───── Entries ─────

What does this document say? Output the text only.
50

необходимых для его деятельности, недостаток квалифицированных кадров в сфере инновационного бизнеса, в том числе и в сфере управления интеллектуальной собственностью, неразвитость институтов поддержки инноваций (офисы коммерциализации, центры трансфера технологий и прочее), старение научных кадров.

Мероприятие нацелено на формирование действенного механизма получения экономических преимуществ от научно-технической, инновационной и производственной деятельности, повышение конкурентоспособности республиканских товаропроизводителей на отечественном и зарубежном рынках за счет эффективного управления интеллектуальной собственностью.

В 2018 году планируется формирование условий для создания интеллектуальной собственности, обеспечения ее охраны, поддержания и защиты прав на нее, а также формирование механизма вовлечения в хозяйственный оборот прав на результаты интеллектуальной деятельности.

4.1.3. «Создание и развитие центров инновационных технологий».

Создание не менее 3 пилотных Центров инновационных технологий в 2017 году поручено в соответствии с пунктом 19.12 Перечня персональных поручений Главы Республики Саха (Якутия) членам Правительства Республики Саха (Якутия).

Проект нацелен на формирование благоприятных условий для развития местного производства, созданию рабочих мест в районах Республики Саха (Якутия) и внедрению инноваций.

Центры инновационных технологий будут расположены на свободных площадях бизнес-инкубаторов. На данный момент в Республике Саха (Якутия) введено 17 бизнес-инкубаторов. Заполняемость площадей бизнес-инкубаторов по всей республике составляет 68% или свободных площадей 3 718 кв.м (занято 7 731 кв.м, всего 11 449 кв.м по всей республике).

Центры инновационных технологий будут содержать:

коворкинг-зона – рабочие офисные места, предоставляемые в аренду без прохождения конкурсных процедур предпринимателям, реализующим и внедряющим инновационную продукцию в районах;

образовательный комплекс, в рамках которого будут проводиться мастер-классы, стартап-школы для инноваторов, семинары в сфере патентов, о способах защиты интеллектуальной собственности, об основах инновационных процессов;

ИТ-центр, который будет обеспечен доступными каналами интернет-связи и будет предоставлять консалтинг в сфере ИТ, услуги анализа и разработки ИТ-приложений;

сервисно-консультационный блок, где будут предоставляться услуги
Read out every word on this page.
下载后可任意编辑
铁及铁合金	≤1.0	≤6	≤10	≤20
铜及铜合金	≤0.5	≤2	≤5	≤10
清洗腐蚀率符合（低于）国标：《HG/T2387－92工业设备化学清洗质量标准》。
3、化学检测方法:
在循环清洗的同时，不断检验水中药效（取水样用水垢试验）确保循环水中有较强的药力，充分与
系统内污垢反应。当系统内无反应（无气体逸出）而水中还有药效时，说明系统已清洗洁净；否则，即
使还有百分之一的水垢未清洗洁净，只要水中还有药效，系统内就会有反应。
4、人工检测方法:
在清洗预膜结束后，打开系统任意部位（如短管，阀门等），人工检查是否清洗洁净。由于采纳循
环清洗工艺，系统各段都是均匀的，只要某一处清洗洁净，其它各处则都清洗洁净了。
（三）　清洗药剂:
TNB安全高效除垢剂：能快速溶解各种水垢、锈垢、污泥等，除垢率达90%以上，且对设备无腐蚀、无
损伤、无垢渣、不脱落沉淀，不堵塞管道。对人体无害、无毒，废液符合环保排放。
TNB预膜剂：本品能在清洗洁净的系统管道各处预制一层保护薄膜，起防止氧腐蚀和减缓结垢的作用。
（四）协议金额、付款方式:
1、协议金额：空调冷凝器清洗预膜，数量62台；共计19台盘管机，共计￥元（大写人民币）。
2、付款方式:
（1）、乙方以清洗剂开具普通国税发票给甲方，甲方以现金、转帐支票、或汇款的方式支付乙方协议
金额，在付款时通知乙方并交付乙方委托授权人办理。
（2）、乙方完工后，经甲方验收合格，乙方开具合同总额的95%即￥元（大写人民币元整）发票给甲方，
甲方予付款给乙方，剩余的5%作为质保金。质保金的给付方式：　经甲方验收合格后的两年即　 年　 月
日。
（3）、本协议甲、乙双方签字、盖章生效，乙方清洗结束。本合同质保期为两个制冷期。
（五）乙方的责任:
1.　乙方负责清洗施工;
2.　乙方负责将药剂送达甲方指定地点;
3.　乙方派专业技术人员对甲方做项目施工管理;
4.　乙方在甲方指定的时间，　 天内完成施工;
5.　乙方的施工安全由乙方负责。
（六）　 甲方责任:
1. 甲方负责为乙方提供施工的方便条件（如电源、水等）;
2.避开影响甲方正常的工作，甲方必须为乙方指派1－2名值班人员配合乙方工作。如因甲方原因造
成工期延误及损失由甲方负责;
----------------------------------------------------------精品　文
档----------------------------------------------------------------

─────

**Written problem**
Gather from the records above every line containing the string "Создание".

**Right answer**
4.1.3. «Создание и развитие центров инновационных технологий».
Создание не менее 3 пилотных Центров инновационных технологий в 2017 году поручено в соответствии с пунктом 19.12 Перечня персональных поручений Главы Республики Саха (Якутия) членам Правительства Республики Саха (Якутия).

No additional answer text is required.